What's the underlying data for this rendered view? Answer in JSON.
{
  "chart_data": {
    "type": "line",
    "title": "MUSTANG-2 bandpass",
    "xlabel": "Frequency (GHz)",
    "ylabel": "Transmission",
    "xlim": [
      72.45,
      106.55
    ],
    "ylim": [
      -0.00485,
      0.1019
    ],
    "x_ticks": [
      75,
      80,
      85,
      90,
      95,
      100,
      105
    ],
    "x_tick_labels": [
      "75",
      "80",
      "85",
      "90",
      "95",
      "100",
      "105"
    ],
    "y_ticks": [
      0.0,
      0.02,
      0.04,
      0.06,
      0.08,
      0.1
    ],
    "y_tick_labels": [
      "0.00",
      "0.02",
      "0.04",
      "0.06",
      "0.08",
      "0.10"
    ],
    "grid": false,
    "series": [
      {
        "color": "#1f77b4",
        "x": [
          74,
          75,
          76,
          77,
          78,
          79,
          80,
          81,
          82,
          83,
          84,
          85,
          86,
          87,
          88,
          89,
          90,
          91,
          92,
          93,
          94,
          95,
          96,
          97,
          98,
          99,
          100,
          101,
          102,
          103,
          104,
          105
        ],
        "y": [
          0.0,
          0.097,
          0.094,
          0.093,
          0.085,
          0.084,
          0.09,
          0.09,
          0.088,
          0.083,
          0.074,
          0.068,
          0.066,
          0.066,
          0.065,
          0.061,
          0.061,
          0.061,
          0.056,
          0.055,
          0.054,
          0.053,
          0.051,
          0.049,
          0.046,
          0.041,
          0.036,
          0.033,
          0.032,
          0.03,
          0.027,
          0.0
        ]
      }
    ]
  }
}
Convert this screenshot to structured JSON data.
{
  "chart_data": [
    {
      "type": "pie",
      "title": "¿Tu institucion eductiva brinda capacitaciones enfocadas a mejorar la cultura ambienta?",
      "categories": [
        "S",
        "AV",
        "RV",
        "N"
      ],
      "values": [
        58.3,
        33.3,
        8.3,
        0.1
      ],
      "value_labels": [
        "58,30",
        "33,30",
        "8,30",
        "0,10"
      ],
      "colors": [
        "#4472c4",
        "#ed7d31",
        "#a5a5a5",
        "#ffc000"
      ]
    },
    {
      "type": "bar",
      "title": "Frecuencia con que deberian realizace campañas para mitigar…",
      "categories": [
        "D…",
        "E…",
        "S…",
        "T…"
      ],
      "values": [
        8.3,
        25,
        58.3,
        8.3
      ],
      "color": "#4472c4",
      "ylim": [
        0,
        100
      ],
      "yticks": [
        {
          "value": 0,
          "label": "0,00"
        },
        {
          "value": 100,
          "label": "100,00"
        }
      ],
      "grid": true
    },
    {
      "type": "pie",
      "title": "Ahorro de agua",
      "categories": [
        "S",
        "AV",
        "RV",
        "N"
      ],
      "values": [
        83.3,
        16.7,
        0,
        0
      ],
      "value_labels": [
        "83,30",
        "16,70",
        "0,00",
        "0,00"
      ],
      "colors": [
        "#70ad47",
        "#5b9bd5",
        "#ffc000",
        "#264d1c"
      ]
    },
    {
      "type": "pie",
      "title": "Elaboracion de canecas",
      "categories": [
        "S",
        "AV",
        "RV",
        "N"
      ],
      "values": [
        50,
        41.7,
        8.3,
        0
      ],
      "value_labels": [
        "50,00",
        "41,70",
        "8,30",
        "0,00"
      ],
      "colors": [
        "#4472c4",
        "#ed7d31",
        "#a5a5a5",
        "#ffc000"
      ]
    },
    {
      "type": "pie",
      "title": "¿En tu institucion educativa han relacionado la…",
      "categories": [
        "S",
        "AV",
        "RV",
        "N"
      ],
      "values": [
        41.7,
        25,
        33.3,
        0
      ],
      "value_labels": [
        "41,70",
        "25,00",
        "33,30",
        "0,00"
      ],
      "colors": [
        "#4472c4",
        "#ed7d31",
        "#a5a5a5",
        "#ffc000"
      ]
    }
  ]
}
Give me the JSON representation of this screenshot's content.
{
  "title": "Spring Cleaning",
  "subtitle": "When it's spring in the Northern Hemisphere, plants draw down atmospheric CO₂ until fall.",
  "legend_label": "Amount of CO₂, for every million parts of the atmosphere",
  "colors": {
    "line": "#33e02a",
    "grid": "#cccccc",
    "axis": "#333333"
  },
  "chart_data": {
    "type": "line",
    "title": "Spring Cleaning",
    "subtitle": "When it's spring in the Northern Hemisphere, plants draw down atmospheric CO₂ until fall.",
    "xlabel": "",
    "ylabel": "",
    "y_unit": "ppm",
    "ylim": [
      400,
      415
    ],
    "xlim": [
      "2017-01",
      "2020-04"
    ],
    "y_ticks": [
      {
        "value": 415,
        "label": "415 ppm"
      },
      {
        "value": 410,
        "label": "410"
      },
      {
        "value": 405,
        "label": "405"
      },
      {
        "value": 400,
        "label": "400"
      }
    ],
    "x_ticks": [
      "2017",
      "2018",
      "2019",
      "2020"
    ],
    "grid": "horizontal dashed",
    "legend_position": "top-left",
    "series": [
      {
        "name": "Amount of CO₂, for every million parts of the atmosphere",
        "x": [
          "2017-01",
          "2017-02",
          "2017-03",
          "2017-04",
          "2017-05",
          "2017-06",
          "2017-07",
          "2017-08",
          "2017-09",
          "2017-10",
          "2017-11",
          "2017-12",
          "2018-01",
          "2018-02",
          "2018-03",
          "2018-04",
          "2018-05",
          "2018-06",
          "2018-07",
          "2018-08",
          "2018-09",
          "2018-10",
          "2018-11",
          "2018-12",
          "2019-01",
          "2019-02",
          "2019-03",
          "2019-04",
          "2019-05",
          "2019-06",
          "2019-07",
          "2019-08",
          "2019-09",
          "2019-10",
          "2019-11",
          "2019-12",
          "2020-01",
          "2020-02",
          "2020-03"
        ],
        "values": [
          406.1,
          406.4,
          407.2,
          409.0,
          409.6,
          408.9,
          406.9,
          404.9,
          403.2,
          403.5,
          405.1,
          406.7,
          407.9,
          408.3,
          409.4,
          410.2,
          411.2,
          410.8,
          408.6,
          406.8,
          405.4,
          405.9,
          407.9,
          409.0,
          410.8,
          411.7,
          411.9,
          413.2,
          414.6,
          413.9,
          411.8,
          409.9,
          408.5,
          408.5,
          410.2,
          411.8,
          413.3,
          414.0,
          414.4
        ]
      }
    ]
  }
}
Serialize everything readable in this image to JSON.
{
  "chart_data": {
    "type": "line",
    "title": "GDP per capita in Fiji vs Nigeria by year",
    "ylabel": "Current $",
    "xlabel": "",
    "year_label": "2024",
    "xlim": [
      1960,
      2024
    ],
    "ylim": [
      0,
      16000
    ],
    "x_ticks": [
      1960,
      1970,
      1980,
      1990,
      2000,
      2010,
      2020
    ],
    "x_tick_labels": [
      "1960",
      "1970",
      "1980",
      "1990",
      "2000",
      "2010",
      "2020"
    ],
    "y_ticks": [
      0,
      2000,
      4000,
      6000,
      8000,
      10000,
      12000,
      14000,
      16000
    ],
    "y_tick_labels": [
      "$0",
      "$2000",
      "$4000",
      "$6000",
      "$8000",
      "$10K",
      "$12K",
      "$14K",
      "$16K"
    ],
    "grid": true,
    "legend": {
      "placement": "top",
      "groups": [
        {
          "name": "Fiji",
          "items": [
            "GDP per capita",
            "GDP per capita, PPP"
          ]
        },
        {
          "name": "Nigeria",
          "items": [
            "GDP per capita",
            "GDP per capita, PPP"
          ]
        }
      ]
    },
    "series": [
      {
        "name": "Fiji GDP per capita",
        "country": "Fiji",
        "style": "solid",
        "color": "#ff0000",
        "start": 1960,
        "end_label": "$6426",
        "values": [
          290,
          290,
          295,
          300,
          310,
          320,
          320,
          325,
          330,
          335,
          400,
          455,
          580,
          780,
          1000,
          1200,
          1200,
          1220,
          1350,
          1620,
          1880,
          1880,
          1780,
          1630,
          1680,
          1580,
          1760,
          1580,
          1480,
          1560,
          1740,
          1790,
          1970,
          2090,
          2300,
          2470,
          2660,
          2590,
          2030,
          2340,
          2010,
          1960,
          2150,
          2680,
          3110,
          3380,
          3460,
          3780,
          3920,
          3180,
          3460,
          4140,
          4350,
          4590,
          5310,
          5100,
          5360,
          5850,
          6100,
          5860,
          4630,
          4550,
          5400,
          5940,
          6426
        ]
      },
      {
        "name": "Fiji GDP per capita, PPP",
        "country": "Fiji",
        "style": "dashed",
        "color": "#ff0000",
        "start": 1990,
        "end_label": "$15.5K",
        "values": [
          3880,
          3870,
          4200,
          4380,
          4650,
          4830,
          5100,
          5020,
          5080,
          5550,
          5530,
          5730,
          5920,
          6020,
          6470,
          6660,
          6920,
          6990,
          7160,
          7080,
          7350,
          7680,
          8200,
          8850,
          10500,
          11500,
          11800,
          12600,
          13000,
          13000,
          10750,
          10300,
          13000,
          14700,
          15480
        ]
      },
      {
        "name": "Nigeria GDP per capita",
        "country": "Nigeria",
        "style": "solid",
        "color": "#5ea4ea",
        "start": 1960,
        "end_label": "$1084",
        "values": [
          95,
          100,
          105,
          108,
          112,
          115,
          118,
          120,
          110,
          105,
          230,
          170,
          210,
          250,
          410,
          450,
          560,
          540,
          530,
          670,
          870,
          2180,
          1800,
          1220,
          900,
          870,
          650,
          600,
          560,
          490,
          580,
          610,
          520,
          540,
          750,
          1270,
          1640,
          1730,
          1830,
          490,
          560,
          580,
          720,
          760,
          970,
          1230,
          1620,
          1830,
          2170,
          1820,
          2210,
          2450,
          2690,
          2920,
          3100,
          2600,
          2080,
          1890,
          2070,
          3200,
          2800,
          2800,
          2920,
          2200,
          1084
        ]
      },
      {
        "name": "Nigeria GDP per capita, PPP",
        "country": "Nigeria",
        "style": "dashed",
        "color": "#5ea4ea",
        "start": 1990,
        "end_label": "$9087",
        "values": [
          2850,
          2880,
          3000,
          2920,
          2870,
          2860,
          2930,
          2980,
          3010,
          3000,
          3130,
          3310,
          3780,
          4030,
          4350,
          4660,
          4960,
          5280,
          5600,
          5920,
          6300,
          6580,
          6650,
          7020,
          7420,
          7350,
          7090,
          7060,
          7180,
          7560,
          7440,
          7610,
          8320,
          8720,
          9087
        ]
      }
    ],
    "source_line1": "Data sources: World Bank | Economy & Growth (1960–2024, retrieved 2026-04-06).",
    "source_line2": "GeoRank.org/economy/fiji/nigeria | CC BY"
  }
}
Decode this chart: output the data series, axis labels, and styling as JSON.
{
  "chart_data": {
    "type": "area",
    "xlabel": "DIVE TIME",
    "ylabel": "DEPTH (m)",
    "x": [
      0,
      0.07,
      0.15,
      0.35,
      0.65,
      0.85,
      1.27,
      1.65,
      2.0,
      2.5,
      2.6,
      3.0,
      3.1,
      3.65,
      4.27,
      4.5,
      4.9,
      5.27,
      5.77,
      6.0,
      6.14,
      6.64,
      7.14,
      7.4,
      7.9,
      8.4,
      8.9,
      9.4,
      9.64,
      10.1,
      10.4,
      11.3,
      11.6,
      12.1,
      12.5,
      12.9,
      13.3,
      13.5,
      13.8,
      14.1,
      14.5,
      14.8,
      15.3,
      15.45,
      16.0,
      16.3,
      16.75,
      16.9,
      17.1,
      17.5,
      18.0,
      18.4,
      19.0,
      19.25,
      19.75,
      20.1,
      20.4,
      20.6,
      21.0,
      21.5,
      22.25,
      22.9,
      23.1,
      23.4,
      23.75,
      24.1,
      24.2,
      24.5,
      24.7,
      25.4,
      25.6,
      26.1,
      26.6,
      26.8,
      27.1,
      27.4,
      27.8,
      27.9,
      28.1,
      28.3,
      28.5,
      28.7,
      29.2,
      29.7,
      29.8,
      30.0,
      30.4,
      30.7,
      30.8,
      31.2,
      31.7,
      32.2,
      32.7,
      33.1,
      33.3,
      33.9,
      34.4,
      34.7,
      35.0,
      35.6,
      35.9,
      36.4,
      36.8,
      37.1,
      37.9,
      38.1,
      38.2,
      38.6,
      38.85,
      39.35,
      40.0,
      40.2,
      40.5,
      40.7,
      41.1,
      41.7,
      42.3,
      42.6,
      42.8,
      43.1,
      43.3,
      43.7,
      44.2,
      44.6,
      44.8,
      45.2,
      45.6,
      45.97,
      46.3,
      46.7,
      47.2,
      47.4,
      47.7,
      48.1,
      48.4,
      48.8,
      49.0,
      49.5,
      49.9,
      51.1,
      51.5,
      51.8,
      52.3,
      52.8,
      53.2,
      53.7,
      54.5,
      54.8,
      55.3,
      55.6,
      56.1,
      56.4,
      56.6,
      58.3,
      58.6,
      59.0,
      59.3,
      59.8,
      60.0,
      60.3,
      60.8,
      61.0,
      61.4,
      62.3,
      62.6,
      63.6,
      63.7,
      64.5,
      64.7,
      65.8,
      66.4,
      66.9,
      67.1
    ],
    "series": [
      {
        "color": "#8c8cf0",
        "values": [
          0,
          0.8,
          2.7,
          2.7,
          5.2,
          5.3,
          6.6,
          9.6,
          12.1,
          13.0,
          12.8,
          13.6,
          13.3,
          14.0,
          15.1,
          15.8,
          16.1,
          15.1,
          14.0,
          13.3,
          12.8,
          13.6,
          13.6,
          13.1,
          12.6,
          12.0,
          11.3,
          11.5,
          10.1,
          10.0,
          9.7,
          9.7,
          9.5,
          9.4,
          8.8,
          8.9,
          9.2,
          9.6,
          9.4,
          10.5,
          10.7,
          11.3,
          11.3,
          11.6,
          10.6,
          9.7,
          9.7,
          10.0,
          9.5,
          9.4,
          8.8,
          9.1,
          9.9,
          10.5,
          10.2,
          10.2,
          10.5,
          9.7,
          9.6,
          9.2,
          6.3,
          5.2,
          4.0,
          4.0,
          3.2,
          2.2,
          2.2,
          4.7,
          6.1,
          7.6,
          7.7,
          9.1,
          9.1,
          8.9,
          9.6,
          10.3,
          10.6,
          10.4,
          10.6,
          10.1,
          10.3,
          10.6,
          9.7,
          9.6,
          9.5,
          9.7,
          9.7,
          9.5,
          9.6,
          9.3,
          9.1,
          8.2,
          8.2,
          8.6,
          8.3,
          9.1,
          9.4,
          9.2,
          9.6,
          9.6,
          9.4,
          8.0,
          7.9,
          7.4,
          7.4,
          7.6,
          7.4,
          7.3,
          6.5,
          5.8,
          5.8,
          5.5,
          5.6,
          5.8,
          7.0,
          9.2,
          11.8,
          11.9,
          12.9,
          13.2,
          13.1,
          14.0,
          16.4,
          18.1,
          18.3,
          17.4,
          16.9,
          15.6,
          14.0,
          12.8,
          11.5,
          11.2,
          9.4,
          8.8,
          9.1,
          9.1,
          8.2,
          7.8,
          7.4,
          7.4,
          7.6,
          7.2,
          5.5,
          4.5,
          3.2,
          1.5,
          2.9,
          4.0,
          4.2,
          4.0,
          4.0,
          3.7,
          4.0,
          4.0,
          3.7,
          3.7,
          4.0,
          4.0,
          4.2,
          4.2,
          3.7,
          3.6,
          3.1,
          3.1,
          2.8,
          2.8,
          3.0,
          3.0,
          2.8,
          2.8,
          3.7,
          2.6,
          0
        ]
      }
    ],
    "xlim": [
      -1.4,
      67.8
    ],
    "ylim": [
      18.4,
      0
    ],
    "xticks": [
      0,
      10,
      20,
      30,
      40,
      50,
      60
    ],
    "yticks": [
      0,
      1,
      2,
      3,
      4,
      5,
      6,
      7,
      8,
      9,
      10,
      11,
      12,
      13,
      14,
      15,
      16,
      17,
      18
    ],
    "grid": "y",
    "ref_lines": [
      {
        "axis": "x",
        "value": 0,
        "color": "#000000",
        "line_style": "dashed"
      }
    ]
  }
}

————————

Every line containing the string "capita" must be listed.

    "title": "GDP per capita in Fiji vs Nigeria by year",
            "GDP per capita",
            "GDP per capita, PPP"
            "GDP per capita",
            "GDP per capita, PPP"
        "name": "Fiji GDP per capita",
        "name": "Fiji GDP per capita, PPP",
        "name": "Nigeria GDP per capita",
        "name": "Nigeria GDP per capita, PPP",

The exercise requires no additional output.